* [What to do]:
All of the data needs to be repeated exactly.

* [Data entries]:
----------
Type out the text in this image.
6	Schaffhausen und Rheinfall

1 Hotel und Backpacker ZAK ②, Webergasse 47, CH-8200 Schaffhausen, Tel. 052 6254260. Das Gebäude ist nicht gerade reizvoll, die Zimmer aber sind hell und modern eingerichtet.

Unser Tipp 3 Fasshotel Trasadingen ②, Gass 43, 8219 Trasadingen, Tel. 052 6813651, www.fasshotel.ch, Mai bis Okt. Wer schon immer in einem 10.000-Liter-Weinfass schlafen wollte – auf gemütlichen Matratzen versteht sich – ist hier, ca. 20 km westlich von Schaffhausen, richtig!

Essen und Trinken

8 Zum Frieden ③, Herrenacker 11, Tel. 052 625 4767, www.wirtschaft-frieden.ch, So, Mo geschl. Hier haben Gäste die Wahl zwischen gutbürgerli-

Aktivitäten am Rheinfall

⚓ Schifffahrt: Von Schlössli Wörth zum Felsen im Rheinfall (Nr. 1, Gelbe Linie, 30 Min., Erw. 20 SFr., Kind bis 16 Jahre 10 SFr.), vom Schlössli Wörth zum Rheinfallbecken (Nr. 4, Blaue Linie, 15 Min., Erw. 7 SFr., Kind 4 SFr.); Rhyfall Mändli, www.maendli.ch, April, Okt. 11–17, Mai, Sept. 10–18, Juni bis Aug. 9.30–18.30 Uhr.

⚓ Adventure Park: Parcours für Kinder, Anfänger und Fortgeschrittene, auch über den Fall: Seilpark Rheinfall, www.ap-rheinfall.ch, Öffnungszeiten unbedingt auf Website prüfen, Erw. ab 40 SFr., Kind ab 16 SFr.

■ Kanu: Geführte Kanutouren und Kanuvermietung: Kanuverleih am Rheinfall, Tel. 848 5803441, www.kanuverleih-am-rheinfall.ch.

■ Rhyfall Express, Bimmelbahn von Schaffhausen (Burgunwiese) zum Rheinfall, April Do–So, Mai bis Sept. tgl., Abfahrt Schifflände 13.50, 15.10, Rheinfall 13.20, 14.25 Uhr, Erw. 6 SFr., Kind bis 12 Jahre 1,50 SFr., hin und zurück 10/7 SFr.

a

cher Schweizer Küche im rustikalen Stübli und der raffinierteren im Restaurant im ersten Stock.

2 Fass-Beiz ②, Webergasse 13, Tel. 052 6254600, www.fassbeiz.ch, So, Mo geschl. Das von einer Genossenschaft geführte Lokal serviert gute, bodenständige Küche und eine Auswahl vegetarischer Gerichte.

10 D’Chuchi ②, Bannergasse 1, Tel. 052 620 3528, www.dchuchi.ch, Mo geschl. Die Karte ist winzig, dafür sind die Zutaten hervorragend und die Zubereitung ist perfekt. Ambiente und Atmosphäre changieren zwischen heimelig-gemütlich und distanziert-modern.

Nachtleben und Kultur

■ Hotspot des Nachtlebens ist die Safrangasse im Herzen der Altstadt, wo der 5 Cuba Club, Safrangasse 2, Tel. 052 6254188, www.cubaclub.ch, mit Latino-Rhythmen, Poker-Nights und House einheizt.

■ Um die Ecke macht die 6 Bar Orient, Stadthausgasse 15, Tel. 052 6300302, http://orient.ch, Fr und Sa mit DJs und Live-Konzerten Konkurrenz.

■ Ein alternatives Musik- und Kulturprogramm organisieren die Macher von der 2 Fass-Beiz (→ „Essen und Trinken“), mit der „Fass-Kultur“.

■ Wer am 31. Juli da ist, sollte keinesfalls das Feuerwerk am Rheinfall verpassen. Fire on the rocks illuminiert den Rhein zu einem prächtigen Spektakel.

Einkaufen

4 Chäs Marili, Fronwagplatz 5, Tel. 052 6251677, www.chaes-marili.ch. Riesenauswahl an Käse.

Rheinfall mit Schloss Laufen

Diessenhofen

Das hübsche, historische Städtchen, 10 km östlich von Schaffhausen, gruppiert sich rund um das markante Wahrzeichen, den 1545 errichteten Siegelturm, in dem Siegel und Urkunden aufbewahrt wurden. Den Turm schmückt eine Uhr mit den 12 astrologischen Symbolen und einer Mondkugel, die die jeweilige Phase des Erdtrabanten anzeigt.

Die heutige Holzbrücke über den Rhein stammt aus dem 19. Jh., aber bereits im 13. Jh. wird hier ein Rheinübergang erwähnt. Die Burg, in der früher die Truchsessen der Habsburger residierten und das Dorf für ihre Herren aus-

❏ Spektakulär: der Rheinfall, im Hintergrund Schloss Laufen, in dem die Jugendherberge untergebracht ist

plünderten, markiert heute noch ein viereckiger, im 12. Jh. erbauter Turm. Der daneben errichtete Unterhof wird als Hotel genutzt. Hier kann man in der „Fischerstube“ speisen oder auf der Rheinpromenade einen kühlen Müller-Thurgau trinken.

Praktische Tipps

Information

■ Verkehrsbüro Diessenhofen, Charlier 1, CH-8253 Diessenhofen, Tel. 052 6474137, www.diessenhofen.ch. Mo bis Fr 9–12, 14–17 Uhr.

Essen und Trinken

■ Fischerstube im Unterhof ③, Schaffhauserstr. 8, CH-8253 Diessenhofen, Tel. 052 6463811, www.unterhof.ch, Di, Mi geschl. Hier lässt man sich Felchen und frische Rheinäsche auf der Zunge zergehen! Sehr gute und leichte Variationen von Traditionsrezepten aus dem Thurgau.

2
----------
* [Answer to the task]:
Type out the text in this image.
6	Schaffhausen und Rheinfall

1 Hotel und Backpacker ZAK ②, Webergasse 47, CH-8200 Schaffhausen, Tel. 052 6254260. Das Gebäude ist nicht gerade reizvoll, die Zimmer aber sind hell und modern eingerichtet.

Unser Tipp 3 Fasshotel Trasadingen ②, Gass 43, 8219 Trasadingen, Tel. 052 6813651, www.fasshotel.ch, Mai bis Okt. Wer schon immer in einem 10.000-Liter-Weinfass schlafen wollte – auf gemütlichen Matratzen versteht sich – ist hier, ca. 20 km westlich von Schaffhausen, richtig!

Essen und Trinken

8 Zum Frieden ③, Herrenacker 11, Tel. 052 625 4767, www.wirtschaft-frieden.ch, So, Mo geschl. Hier haben Gäste die Wahl zwischen gutbürgerli-

Aktivitäten am Rheinfall

⚓ Schifffahrt: Von Schlössli Wörth zum Felsen im Rheinfall (Nr. 1, Gelbe Linie, 30 Min., Erw. 20 SFr., Kind bis 16 Jahre 10 SFr.), vom Schlössli Wörth zum Rheinfallbecken (Nr. 4, Blaue Linie, 15 Min., Erw. 7 SFr., Kind 4 SFr.); Rhyfall Mändli, www.maendli.ch, April, Okt. 11–17, Mai, Sept. 10–18, Juni bis Aug. 9.30–18.30 Uhr.

⚓ Adventure Park: Parcours für Kinder, Anfänger und Fortgeschrittene, auch über den Fall: Seilpark Rheinfall, www.ap-rheinfall.ch, Öffnungszeiten unbedingt auf Website prüfen, Erw. ab 40 SFr., Kind ab 16 SFr.

■ Kanu: Geführte Kanutouren und Kanuvermietung: Kanuverleih am Rheinfall, Tel. 848 5803441, www.kanuverleih-am-rheinfall.ch.

■ Rhyfall Express, Bimmelbahn von Schaffhausen (Burgunwiese) zum Rheinfall, April Do–So, Mai bis Sept. tgl., Abfahrt Schifflände 13.50, 15.10, Rheinfall 13.20, 14.25 Uhr, Erw. 6 SFr., Kind bis 12 Jahre 1,50 SFr., hin und zurück 10/7 SFr.

a

cher Schweizer Küche im rustikalen Stübli und der raffinierteren im Restaurant im ersten Stock.

2 Fass-Beiz ②, Webergasse 13, Tel. 052 6254600, www.fassbeiz.ch, So, Mo geschl. Das von einer Genossenschaft geführte Lokal serviert gute, bodenständige Küche und eine Auswahl vegetarischer Gerichte.

10 D’Chuchi ②, Bannergasse 1, Tel. 052 620 3528, www.dchuchi.ch, Mo geschl. Die Karte ist winzig, dafür sind die Zutaten hervorragend und die Zubereitung ist perfekt. Ambiente und Atmosphäre changieren zwischen heimelig-gemütlich und distanziert-modern.

Nachtleben und Kultur

■ Hotspot des Nachtlebens ist die Safrangasse im Herzen der Altstadt, wo der 5 Cuba Club, Safrangasse 2, Tel. 052 6254188, www.cubaclub.ch, mit Latino-Rhythmen, Poker-Nights und House einheizt.

■ Um die Ecke macht die 6 Bar Orient, Stadthausgasse 15, Tel. 052 6300302, http://orient.ch, Fr und Sa mit DJs und Live-Konzerten Konkurrenz.

■ Ein alternatives Musik- und Kulturprogramm organisieren die Macher von der 2 Fass-Beiz (→ „Essen und Trinken“), mit der „Fass-Kultur“.

■ Wer am 31. Juli da ist, sollte keinesfalls das Feuerwerk am Rheinfall verpassen. Fire on the rocks illuminiert den Rhein zu einem prächtigen Spektakel.

Einkaufen

4 Chäs Marili, Fronwagplatz 5, Tel. 052 6251677, www.chaes-marili.ch. Riesenauswahl an Käse.

Rheinfall mit Schloss Laufen

Diessenhofen

Das hübsche, historische Städtchen, 10 km östlich von Schaffhausen, gruppiert sich rund um das markante Wahrzeichen, den 1545 errichteten Siegelturm, in dem Siegel und Urkunden aufbewahrt wurden. Den Turm schmückt eine Uhr mit den 12 astrologischen Symbolen und einer Mondkugel, die die jeweilige Phase des Erdtrabanten anzeigt.

Die heutige Holzbrücke über den Rhein stammt aus dem 19. Jh., aber bereits im 13. Jh. wird hier ein Rheinübergang erwähnt. Die Burg, in der früher die Truchsessen der Habsburger residierten und das Dorf für ihre Herren aus-

❏ Spektakulär: der Rheinfall, im Hintergrund Schloss Laufen, in dem die Jugendherberge untergebracht ist

plünderten, markiert heute noch ein viereckiger, im 12. Jh. erbauter Turm. Der daneben errichtete Unterhof wird als Hotel genutzt. Hier kann man in der „Fischerstube“ speisen oder auf der Rheinpromenade einen kühlen Müller-Thurgau trinken.

Praktische Tipps

Information

■ Verkehrsbüro Diessenhofen, Charlier 1, CH-8253 Diessenhofen, Tel. 052 6474137, www.diessenhofen.ch. Mo bis Fr 9–12, 14–17 Uhr.

Essen und Trinken

■ Fischerstube im Unterhof ③, Schaffhauserstr. 8, CH-8253 Diessenhofen, Tel. 052 6463811, www.unterhof.ch, Di, Mi geschl. Hier lässt man sich Felchen und frische Rheinäsche auf der Zunge zergehen! Sehr gute und leichte Variationen von Traditionsrezepten aus dem Thurgau.

2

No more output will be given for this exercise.